**Objective:** From the listing below, copy every line with the word "Определен".

**Records:**
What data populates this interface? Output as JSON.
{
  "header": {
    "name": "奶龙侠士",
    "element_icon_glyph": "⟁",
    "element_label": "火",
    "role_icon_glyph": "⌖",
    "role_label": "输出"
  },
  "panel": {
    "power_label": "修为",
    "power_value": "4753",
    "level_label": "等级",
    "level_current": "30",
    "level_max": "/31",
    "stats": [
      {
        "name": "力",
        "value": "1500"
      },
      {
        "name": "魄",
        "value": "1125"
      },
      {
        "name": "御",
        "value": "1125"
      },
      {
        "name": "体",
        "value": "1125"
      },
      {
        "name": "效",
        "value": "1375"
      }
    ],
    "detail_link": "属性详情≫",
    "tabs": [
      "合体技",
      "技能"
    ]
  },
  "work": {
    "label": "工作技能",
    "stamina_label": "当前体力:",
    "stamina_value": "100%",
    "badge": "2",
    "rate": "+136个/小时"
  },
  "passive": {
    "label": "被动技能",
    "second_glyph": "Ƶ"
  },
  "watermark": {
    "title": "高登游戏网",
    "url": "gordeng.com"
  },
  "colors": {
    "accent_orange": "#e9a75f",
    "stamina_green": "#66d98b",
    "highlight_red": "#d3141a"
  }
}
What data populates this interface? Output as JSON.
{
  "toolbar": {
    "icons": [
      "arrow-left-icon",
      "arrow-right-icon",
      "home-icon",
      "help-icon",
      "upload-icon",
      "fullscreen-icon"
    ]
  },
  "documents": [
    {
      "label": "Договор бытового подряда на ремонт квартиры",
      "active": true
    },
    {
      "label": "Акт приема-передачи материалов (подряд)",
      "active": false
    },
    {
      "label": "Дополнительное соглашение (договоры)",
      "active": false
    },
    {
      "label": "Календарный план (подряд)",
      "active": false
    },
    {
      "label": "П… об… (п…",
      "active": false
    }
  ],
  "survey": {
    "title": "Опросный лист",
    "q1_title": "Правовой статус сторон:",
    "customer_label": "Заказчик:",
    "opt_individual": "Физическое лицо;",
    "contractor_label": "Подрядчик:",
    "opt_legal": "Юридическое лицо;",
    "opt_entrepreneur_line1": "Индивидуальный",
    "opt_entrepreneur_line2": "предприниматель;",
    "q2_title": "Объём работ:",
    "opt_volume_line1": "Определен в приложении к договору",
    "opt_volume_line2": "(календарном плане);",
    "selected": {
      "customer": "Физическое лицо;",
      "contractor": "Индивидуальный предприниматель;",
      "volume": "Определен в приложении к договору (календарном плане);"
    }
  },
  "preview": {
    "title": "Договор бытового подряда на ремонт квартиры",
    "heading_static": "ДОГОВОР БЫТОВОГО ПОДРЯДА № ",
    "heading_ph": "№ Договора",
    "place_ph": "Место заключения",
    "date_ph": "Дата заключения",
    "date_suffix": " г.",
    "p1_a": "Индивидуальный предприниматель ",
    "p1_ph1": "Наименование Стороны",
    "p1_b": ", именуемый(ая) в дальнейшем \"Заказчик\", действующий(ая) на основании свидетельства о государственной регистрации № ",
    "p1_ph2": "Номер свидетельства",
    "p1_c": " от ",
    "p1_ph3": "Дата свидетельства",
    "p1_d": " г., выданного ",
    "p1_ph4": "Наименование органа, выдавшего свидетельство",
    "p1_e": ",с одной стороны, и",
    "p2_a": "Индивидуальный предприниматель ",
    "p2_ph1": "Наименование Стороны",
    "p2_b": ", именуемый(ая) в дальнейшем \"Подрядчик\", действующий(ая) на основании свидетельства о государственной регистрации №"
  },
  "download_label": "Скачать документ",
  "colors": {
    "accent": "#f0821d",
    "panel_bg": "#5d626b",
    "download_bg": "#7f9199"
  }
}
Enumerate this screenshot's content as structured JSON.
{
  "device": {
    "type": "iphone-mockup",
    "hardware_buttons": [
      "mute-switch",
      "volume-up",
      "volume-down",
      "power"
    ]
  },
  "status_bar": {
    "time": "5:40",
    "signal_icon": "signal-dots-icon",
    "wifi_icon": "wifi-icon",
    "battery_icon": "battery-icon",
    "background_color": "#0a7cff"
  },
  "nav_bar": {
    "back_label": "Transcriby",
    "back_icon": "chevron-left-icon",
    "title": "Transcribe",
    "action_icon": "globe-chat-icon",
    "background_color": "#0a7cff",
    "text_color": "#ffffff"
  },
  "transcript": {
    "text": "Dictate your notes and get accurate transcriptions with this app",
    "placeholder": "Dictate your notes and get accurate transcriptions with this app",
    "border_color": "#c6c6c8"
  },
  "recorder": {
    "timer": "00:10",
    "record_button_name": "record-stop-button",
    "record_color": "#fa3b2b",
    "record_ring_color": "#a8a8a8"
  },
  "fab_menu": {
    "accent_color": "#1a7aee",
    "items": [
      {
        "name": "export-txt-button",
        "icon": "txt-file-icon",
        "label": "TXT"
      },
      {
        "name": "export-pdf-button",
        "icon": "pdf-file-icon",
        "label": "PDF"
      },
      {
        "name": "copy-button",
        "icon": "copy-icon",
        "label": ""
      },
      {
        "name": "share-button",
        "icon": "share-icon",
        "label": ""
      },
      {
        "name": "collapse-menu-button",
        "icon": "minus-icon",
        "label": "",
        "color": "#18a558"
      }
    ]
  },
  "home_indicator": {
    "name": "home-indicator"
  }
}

**Answer to this task:**
    "opt_volume_line1": "Определен в приложении к договору",
      "volume": "Определен в приложении к договору (календарном плане);"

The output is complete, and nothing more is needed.